■ Data extract ■
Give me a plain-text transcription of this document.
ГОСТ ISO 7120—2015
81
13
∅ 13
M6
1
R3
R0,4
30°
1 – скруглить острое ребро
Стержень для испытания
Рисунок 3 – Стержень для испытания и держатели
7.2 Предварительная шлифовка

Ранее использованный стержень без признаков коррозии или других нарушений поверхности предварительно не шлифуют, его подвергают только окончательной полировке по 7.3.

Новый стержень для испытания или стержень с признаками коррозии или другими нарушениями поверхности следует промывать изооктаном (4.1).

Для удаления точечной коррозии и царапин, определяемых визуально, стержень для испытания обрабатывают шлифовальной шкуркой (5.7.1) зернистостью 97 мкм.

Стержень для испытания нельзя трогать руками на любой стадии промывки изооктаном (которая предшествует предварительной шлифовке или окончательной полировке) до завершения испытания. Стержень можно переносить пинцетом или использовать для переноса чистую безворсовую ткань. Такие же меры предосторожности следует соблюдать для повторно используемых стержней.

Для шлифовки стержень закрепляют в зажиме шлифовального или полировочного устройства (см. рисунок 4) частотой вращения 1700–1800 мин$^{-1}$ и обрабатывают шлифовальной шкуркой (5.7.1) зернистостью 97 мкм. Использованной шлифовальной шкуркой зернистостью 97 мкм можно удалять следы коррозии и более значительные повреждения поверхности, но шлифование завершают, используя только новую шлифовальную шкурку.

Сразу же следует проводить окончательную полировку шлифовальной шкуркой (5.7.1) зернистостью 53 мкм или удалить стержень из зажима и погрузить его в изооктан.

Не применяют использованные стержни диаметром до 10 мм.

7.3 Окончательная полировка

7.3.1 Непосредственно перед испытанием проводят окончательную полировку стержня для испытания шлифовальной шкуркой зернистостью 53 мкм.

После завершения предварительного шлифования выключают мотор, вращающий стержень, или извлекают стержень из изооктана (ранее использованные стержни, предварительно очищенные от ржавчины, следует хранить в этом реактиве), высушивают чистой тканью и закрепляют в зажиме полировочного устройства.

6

■ Objective ■
Repeat the whole listing exactly, keeping every line intact.

■ Reply ■
Give me a plain-text transcription of this document.
ГОСТ ISO 7120—2015
81
13
∅ 13
M6
1
R3
R0,4
30°
1 – скруглить острое ребро
Стержень для испытания
Рисунок 3 – Стержень для испытания и держатели
7.2 Предварительная шлифовка

Ранее использованный стержень без признаков коррозии или других нарушений поверхности предварительно не шлифуют, его подвергают только окончательной полировке по 7.3.

Новый стержень для испытания или стержень с признаками коррозии или другими нарушениями поверхности следует промывать изооктаном (4.1).

Для удаления точечной коррозии и царапин, определяемых визуально, стержень для испытания обрабатывают шлифовальной шкуркой (5.7.1) зернистостью 97 мкм.

Стержень для испытания нельзя трогать руками на любой стадии промывки изооктаном (которая предшествует предварительной шлифовке или окончательной полировке) до завершения испытания. Стержень можно переносить пинцетом или использовать для переноса чистую безворсовую ткань. Такие же меры предосторожности следует соблюдать для повторно используемых стержней.

Для шлифовки стержень закрепляют в зажиме шлифовального или полировочного устройства (см. рисунок 4) частотой вращения 1700–1800 мин$^{-1}$ и обрабатывают шлифовальной шкуркой (5.7.1) зернистостью 97 мкм. Использованной шлифовальной шкуркой зернистостью 97 мкм можно удалять следы коррозии и более значительные повреждения поверхности, но шлифование завершают, используя только новую шлифовальную шкурку.

Сразу же следует проводить окончательную полировку шлифовальной шкуркой (5.7.1) зернистостью 53 мкм или удалить стержень из зажима и погрузить его в изооктан.

Не применяют использованные стержни диаметром до 10 мм.

7.3 Окончательная полировка

7.3.1 Непосредственно перед испытанием проводят окончательную полировку стержня для испытания шлифовальной шкуркой зернистостью 53 мкм.

После завершения предварительного шлифования выключают мотор, вращающий стержень, или извлекают стержень из изооктана (ранее использованные стержни, предварительно очищенные от ржавчины, следует хранить в этом реактиве), высушивают чистой тканью и закрепляют в зажиме полировочного устройства.

6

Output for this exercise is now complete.